Raw records:
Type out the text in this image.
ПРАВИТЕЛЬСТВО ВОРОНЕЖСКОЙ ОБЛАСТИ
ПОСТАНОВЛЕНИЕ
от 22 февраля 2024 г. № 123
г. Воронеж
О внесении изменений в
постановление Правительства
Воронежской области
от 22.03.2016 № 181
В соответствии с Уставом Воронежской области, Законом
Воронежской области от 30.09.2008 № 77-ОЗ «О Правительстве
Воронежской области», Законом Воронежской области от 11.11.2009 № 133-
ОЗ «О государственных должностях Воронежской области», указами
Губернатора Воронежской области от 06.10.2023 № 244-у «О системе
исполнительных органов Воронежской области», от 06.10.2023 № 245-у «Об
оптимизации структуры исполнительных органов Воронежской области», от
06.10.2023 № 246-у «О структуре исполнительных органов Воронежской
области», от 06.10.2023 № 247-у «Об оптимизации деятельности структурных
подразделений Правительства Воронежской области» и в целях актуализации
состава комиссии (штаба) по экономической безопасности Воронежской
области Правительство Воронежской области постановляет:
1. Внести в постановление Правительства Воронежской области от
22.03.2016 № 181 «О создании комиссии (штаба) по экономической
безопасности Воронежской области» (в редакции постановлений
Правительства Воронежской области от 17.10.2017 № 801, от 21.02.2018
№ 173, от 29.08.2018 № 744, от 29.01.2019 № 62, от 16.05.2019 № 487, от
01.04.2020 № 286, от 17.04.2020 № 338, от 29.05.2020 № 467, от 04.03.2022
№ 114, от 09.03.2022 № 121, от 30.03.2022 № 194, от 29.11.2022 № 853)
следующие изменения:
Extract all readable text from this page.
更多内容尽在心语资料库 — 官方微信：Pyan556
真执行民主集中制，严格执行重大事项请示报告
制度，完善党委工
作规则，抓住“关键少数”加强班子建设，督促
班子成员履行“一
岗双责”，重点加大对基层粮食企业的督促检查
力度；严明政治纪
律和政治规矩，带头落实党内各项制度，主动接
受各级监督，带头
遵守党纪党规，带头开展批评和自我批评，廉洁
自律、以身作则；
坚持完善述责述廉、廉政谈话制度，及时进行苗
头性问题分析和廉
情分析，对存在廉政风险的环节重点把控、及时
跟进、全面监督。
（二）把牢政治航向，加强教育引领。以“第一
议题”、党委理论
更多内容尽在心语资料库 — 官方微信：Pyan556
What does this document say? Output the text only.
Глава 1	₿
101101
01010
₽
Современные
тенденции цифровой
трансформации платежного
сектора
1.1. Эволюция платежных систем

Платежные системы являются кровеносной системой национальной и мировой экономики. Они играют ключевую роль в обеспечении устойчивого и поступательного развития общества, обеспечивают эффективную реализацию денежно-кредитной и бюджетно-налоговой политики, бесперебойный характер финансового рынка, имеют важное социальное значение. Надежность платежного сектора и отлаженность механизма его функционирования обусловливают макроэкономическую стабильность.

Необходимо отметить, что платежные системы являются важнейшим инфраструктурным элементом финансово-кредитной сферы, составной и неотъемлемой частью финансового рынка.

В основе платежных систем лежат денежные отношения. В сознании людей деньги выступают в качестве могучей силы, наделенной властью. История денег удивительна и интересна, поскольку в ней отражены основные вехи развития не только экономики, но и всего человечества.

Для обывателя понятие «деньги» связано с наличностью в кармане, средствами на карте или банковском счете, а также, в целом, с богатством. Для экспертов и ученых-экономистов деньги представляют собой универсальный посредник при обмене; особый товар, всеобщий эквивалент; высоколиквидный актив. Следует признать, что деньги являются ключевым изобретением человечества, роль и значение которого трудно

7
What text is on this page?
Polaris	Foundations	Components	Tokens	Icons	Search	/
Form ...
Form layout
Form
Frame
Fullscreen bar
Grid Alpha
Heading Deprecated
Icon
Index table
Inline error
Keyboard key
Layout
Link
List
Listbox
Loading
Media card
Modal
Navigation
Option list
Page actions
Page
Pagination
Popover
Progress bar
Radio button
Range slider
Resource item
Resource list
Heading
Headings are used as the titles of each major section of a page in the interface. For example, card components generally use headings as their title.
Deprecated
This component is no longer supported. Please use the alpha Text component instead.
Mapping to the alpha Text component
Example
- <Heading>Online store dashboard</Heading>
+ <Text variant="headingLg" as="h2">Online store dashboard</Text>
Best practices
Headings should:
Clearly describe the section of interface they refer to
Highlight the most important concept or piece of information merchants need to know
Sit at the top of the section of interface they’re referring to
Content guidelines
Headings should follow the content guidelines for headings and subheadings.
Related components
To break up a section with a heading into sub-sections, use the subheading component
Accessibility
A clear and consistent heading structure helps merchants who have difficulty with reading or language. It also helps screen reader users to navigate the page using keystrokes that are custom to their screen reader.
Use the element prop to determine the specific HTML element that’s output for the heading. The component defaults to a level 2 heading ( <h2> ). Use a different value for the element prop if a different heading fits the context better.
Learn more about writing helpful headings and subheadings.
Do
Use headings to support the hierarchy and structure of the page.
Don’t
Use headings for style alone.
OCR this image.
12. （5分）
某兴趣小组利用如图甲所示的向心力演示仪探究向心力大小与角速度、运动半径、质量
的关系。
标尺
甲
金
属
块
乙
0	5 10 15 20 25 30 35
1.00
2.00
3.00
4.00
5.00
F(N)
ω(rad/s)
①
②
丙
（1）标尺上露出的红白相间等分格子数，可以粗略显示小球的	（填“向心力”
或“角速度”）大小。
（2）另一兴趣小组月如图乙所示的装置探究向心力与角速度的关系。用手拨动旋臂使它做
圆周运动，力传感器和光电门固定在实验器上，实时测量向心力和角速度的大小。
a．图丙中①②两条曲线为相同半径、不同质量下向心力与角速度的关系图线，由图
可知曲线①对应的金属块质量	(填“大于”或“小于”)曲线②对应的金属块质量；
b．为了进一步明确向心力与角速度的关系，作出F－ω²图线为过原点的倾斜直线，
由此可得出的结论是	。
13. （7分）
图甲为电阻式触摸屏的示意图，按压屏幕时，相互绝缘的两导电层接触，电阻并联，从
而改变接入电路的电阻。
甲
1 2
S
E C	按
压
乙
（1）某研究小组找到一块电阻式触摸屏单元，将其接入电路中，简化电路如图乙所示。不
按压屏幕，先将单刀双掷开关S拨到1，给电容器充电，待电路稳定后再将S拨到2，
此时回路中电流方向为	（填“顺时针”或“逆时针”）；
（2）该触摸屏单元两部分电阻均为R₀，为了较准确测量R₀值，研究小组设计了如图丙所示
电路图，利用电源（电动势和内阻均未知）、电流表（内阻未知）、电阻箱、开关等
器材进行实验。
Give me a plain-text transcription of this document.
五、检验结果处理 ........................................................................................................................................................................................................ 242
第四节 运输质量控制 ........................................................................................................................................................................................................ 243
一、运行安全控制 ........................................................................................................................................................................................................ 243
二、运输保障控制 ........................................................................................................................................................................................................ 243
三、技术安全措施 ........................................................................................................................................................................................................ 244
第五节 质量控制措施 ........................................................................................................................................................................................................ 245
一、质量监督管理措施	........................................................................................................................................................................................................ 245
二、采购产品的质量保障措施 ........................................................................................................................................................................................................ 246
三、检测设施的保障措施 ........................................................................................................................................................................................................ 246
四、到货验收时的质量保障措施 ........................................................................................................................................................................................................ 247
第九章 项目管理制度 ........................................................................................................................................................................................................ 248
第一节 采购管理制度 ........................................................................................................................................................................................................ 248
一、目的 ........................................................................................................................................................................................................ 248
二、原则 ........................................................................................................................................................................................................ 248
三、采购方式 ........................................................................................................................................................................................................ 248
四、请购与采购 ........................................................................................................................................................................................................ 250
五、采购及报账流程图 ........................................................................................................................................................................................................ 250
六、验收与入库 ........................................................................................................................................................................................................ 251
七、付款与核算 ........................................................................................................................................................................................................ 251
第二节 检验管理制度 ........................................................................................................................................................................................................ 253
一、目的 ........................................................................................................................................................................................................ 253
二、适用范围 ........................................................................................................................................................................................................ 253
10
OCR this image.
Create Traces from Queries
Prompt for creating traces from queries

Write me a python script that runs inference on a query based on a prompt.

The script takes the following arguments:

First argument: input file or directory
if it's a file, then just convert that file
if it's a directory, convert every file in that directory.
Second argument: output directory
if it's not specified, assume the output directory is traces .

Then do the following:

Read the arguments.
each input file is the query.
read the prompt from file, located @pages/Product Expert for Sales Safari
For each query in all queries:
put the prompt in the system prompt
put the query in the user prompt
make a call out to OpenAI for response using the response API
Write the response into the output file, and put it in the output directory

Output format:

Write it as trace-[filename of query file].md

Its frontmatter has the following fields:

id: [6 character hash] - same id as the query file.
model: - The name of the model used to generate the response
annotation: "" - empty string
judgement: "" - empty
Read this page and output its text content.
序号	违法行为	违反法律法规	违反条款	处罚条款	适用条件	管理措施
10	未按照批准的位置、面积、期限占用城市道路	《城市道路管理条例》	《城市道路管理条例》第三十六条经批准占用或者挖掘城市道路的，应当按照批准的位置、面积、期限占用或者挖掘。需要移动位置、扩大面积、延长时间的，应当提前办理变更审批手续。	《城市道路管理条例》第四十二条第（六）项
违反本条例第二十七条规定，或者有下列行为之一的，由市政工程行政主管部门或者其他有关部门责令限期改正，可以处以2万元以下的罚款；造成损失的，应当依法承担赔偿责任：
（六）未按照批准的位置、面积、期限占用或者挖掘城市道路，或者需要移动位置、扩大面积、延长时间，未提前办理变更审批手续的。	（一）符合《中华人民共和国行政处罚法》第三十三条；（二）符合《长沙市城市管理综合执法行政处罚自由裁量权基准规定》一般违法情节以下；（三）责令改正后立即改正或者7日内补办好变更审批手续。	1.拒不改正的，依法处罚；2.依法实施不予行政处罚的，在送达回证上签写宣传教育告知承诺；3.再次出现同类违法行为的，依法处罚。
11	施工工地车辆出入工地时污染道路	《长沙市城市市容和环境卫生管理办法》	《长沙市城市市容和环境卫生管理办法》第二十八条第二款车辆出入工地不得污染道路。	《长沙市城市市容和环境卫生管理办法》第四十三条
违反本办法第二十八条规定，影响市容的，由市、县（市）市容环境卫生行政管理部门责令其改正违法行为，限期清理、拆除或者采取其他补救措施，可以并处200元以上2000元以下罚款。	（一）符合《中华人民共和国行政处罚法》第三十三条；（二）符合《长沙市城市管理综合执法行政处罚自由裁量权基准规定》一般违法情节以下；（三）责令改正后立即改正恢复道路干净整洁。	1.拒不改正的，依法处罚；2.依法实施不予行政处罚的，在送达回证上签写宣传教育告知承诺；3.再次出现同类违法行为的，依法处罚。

• _Instructions to follow_: Using the records above, gather all lines where the string "empty" is present.

• _Task output_:
annotation: "" - empty string
judgement: "" - empty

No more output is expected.